Begin Data shown

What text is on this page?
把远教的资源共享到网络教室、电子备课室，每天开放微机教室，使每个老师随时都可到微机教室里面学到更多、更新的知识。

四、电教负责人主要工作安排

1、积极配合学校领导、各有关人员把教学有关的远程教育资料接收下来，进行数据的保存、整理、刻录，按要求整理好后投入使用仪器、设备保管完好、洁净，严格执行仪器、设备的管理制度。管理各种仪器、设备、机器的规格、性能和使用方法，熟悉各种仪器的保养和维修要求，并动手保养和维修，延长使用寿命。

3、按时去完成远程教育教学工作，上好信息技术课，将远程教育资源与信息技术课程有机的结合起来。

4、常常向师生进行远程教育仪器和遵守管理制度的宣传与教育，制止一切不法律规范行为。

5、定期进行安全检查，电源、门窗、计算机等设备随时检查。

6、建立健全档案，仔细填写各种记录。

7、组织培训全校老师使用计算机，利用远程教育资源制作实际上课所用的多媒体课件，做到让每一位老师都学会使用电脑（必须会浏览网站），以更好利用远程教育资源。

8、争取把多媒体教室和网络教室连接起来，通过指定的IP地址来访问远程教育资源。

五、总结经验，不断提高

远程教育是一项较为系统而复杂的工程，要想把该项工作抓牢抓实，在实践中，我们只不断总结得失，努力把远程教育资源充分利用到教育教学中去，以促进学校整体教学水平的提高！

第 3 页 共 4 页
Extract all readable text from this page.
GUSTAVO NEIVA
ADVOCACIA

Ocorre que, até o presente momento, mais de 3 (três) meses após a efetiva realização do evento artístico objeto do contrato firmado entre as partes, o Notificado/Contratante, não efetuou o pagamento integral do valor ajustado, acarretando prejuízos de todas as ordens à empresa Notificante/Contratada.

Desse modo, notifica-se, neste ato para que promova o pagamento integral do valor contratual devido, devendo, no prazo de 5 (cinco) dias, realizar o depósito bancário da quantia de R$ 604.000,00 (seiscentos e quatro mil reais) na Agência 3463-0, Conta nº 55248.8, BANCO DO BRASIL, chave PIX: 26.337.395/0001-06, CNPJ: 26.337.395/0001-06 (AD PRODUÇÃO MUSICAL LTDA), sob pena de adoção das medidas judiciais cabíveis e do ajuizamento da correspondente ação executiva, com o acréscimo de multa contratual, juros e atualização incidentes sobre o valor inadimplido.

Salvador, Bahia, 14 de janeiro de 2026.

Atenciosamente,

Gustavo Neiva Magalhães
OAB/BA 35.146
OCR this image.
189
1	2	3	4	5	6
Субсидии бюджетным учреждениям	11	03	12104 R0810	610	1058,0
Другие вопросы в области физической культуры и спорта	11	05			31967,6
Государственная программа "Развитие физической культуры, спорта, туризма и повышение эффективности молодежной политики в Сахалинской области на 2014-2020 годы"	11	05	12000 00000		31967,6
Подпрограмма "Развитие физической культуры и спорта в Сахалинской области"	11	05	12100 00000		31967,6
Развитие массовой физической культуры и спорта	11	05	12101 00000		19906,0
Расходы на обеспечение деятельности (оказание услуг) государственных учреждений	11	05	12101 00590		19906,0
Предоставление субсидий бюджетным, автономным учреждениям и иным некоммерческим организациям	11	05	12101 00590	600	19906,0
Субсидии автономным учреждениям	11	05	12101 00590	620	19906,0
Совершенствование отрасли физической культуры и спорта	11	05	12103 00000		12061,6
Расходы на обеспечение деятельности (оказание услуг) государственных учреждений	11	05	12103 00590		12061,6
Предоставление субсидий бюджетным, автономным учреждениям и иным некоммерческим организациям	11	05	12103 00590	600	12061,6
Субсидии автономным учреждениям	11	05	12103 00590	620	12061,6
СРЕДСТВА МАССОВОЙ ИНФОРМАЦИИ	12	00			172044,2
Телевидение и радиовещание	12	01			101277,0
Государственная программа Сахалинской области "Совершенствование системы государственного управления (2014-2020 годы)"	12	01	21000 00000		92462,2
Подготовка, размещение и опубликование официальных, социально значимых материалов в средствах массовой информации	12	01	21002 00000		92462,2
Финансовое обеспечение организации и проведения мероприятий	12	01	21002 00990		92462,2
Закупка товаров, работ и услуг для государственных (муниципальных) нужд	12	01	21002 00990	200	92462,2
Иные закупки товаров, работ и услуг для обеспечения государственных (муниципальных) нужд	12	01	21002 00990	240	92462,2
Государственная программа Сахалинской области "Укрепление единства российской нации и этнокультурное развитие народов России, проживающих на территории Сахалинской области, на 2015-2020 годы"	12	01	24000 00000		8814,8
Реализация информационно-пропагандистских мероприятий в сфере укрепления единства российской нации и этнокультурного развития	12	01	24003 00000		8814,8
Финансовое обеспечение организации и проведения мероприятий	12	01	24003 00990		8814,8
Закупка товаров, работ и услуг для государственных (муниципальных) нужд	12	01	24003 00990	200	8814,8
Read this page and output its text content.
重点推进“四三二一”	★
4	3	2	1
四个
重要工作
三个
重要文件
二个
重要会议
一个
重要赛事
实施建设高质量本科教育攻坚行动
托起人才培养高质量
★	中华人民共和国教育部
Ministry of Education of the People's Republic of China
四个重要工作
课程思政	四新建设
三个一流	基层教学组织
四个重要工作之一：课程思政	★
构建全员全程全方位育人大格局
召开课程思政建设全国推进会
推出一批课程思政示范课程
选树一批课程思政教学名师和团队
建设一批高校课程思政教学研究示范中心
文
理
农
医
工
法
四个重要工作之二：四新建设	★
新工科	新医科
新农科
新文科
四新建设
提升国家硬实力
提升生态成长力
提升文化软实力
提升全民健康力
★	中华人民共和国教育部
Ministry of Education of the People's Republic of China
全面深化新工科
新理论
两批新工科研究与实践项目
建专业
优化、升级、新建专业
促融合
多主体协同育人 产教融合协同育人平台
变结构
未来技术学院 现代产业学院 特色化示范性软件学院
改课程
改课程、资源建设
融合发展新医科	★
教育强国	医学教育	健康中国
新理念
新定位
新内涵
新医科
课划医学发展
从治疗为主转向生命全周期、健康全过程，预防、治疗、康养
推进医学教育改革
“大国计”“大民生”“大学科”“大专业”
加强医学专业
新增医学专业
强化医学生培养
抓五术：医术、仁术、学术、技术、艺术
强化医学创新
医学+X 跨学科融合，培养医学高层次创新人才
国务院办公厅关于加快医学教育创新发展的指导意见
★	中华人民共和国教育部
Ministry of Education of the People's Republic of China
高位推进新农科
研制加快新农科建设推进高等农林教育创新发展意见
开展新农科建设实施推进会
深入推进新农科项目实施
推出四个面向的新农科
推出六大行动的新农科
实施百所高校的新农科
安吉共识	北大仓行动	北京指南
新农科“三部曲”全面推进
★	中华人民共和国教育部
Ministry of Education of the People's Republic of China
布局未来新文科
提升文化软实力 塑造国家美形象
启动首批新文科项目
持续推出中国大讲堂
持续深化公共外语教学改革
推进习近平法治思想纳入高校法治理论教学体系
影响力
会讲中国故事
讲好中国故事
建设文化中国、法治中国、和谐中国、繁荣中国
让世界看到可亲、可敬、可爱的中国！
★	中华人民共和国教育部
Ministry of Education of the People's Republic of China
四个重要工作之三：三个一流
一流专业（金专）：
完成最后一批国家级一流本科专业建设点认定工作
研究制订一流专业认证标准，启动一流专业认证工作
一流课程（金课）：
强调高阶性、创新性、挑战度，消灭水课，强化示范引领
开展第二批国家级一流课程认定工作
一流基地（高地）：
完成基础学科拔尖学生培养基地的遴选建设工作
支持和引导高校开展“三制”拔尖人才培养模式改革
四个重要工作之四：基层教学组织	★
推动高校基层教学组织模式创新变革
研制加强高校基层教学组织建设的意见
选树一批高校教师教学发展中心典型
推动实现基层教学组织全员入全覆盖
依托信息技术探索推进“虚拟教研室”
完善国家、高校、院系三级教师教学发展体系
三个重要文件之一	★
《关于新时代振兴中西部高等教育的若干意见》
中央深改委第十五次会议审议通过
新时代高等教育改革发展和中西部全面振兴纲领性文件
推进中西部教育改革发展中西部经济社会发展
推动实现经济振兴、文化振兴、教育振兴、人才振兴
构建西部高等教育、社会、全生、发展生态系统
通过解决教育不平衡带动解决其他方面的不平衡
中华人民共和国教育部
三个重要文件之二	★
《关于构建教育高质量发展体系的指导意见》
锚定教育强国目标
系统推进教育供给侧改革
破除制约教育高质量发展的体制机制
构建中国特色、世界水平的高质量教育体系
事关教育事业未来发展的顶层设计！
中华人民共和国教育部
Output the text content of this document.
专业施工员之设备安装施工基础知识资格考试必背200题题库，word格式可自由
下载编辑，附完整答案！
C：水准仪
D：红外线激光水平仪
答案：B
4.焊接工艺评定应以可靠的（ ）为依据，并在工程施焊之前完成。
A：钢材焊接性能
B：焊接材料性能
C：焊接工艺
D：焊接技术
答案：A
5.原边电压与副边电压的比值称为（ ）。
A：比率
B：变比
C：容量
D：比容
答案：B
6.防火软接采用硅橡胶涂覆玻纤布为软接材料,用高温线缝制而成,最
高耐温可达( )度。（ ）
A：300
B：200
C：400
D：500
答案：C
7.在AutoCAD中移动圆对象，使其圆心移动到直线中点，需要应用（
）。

End Data shown

Written request:
Search the data for "учреждениям". Copy every line that has it.

Finished task:
Субсидии бюджетным учреждениям	11	03	12104 R0810	610	1058,0
Предоставление субсидий бюджетным, автономным учреждениям и иным некоммерческим организациям	11	05	12101 00590	600	19906,0
Субсидии автономным учреждениям	11	05	12101 00590	620	19906,0
Предоставление субсидий бюджетным, автономным учреждениям и иным некоммерческим организациям	11	05	12103 00590	600	12061,6
Субсидии автономным учреждениям	11	05	12103 00590	620	12061,6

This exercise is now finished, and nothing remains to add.